> _Extracted information_
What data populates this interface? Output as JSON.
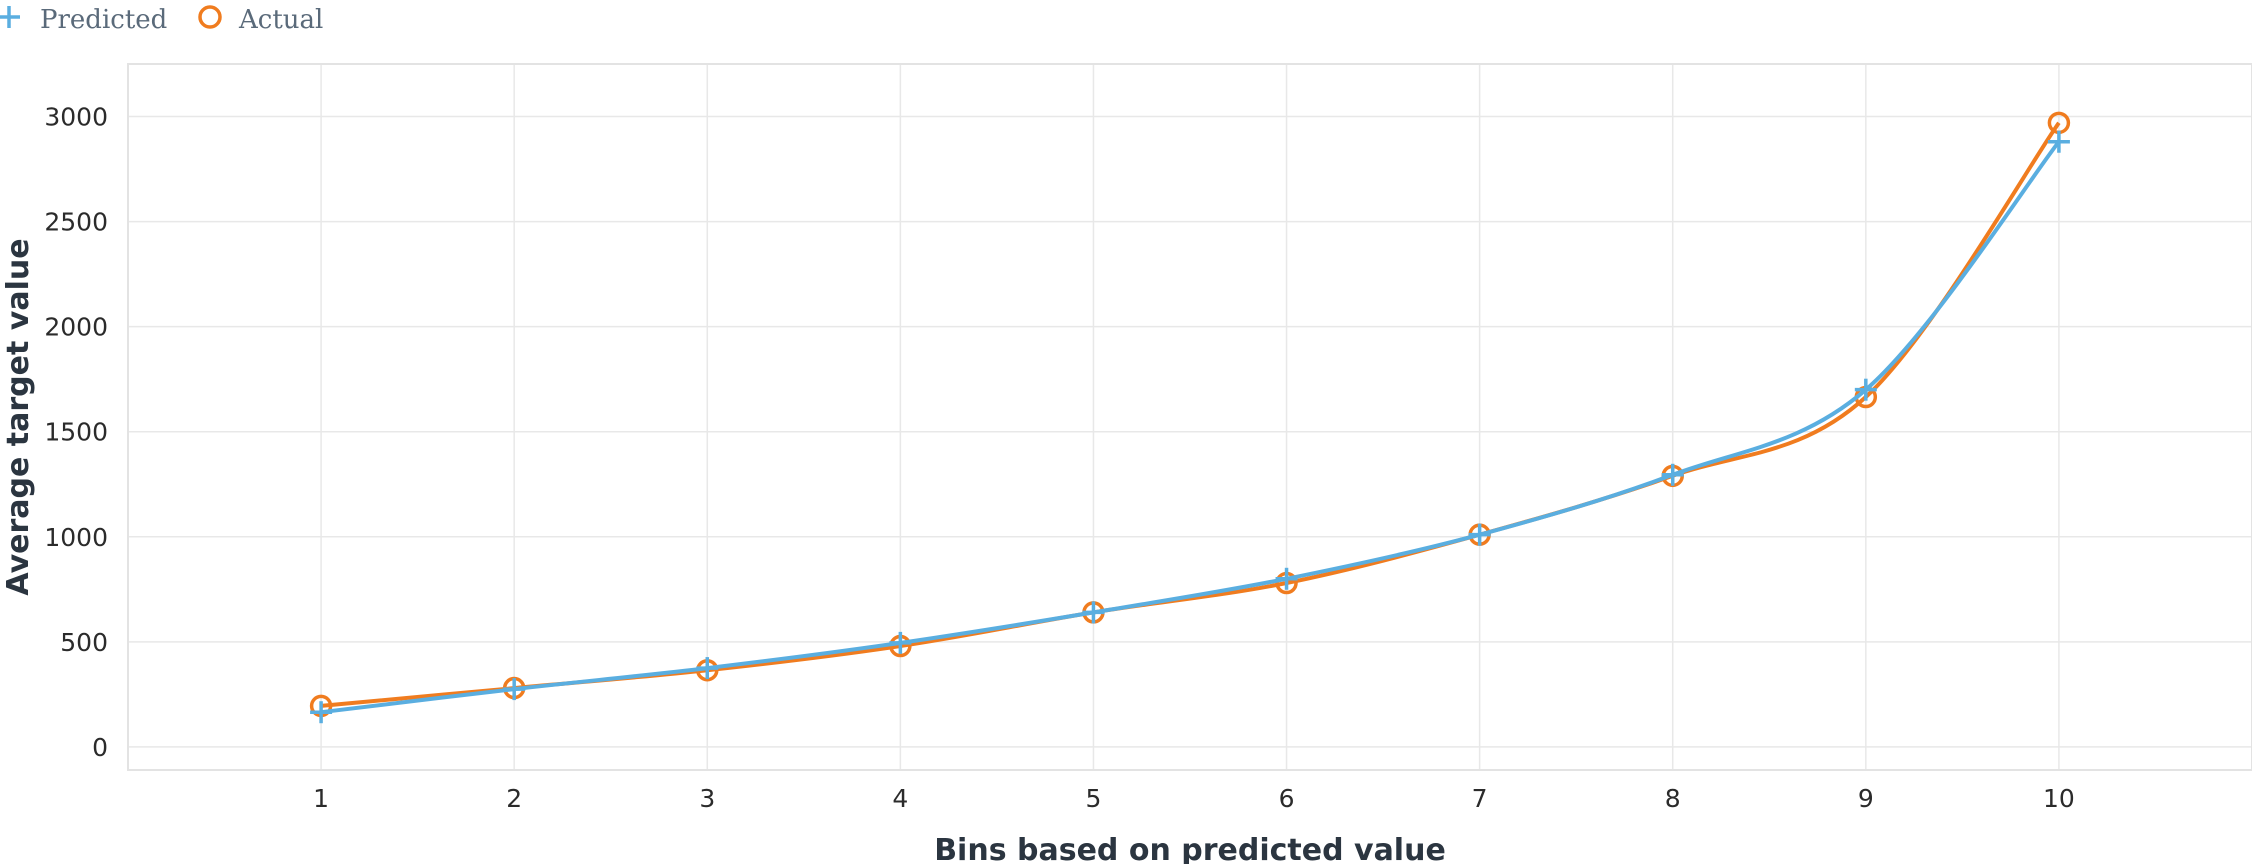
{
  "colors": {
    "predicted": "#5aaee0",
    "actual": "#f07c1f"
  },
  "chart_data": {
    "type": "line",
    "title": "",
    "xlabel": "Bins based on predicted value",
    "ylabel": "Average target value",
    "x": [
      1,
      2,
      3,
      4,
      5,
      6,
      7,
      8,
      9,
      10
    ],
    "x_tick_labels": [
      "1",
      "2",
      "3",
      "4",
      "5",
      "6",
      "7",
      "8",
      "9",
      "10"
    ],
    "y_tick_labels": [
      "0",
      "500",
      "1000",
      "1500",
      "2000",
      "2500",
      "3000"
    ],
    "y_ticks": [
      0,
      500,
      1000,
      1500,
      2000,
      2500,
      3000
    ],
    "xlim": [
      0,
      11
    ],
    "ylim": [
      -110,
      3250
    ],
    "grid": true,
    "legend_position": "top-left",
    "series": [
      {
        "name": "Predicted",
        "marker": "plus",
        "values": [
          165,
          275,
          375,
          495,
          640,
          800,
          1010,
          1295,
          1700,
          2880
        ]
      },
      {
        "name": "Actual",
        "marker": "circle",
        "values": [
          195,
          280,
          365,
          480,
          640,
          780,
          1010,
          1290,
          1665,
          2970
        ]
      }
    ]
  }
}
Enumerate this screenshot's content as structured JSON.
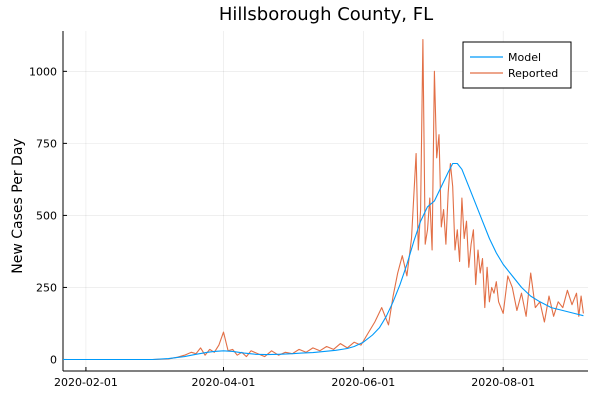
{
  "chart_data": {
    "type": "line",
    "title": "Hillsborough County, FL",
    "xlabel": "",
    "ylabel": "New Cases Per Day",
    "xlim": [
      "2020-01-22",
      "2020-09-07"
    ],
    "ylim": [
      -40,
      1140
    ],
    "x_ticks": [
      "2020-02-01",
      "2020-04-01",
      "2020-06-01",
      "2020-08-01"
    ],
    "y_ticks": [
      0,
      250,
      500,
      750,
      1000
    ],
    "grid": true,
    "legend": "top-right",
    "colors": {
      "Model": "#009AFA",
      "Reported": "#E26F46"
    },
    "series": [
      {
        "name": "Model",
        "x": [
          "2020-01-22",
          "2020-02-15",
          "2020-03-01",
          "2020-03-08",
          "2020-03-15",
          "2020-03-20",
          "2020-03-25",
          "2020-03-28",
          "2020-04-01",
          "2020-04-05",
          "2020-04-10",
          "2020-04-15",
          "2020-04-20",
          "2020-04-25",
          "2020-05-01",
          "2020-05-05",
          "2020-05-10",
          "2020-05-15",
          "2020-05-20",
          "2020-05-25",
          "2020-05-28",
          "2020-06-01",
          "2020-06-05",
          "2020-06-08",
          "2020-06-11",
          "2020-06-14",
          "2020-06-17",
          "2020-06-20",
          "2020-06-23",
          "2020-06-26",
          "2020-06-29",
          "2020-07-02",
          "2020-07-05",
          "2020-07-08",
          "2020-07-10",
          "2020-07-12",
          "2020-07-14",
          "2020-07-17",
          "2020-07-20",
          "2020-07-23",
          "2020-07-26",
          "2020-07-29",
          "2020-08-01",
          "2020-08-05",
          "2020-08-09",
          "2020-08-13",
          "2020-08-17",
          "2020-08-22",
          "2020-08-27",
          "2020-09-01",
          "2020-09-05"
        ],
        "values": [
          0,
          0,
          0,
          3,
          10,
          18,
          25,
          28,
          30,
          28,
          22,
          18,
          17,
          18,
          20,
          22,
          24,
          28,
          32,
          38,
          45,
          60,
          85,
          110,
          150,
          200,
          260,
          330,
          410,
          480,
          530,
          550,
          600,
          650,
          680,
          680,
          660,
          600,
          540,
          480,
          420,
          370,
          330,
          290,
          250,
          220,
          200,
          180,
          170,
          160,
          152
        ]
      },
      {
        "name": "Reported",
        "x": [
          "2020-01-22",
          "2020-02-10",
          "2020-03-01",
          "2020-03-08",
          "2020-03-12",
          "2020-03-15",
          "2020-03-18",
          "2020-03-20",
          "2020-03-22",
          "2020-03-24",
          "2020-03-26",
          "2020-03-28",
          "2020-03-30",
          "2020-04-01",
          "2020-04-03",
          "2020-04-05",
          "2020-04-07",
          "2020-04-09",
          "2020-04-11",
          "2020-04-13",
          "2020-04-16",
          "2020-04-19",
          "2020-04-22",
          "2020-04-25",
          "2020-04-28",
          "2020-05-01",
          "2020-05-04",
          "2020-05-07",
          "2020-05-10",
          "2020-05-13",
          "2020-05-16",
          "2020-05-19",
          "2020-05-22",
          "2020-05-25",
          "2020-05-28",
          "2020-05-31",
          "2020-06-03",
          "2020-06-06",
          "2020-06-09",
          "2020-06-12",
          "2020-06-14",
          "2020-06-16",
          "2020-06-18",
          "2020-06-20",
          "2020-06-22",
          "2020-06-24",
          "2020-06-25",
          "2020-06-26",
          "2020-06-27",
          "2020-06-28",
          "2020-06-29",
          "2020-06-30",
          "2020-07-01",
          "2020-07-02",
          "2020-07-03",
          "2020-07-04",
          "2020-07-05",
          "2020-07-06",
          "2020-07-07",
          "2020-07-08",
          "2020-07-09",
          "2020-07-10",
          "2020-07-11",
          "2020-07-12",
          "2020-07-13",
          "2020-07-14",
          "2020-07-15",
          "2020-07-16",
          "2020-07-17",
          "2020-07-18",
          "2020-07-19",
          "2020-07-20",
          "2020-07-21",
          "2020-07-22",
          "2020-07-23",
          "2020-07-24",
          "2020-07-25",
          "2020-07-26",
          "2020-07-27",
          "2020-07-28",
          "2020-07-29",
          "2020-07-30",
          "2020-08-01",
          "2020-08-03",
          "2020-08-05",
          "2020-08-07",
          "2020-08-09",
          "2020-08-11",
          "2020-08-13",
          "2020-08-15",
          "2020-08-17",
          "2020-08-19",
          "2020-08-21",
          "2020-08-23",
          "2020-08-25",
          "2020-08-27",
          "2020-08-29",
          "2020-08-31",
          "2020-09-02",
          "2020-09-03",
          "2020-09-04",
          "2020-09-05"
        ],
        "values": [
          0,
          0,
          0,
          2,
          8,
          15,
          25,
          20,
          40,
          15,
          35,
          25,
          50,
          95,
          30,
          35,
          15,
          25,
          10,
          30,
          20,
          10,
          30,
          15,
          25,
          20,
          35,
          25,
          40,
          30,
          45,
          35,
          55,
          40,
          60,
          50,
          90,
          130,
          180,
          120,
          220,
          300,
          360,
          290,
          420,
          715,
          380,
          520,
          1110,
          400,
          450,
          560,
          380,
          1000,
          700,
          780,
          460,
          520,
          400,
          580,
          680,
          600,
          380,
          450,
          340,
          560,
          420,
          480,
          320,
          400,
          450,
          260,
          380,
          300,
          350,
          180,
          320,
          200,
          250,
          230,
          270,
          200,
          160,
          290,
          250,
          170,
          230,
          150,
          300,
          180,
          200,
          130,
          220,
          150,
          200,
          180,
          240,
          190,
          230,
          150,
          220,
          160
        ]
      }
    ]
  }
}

==

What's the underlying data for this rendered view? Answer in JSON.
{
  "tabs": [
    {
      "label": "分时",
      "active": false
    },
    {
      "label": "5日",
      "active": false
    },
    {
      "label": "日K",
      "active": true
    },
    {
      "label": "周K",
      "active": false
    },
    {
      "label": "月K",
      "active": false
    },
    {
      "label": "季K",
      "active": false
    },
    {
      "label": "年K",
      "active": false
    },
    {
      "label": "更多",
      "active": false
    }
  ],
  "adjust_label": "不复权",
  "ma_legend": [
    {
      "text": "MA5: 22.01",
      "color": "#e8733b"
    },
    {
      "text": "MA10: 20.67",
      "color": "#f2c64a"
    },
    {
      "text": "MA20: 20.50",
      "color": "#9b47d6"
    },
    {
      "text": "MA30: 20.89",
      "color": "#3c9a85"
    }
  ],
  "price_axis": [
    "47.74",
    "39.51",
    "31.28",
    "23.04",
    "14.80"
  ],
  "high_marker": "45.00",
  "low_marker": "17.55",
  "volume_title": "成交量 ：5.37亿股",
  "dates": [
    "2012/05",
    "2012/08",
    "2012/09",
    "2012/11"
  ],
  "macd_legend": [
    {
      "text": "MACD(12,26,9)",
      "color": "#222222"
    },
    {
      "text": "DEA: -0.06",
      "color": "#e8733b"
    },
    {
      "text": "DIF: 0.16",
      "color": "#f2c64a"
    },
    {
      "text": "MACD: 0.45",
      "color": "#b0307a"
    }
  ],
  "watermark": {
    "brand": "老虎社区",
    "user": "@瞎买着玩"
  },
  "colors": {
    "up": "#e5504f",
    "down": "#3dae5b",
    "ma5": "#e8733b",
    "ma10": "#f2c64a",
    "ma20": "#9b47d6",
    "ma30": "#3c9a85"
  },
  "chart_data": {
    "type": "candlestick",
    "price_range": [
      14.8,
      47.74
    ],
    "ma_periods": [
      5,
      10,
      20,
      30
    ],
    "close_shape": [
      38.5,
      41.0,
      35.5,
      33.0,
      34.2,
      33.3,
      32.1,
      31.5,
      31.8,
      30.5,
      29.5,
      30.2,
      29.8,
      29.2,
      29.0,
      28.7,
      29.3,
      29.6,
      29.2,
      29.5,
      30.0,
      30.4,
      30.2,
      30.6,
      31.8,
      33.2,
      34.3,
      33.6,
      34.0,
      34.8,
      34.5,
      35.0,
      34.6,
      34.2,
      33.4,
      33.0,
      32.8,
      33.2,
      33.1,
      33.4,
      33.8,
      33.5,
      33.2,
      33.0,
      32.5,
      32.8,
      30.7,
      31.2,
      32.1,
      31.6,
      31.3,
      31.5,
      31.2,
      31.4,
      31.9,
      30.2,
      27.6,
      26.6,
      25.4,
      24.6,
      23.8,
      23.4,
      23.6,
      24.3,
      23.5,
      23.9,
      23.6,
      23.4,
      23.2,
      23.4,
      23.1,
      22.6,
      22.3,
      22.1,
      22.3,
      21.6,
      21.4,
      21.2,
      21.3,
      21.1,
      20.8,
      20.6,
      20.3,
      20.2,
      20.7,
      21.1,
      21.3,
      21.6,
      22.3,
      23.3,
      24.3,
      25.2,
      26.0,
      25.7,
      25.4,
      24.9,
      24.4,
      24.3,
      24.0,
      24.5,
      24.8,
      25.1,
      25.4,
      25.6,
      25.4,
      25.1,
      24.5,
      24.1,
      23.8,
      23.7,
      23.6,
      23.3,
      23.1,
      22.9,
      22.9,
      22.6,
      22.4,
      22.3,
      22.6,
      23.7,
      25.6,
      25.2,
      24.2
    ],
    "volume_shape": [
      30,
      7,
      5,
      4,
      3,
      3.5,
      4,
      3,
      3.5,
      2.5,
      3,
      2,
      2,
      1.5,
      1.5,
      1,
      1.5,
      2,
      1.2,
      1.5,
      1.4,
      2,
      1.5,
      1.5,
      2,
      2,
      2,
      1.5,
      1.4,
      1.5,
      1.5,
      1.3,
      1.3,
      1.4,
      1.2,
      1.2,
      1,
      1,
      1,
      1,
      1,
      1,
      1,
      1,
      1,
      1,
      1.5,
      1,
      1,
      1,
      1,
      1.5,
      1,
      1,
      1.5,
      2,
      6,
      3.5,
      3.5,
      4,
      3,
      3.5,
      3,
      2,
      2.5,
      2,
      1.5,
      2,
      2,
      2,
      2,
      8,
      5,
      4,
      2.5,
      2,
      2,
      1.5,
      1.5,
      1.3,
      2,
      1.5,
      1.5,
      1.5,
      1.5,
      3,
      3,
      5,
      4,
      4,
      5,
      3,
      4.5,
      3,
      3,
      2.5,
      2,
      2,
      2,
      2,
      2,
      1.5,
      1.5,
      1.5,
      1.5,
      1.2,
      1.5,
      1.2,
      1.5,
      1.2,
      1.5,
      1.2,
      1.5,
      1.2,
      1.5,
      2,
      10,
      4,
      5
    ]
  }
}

> _Work instructions_
Show, from the listing above, each line that contains the word "name".

> _Result of this task_
        "name": "Predicted",
        "name": "Actual",
        "name": "Model",
        "name": "Reported",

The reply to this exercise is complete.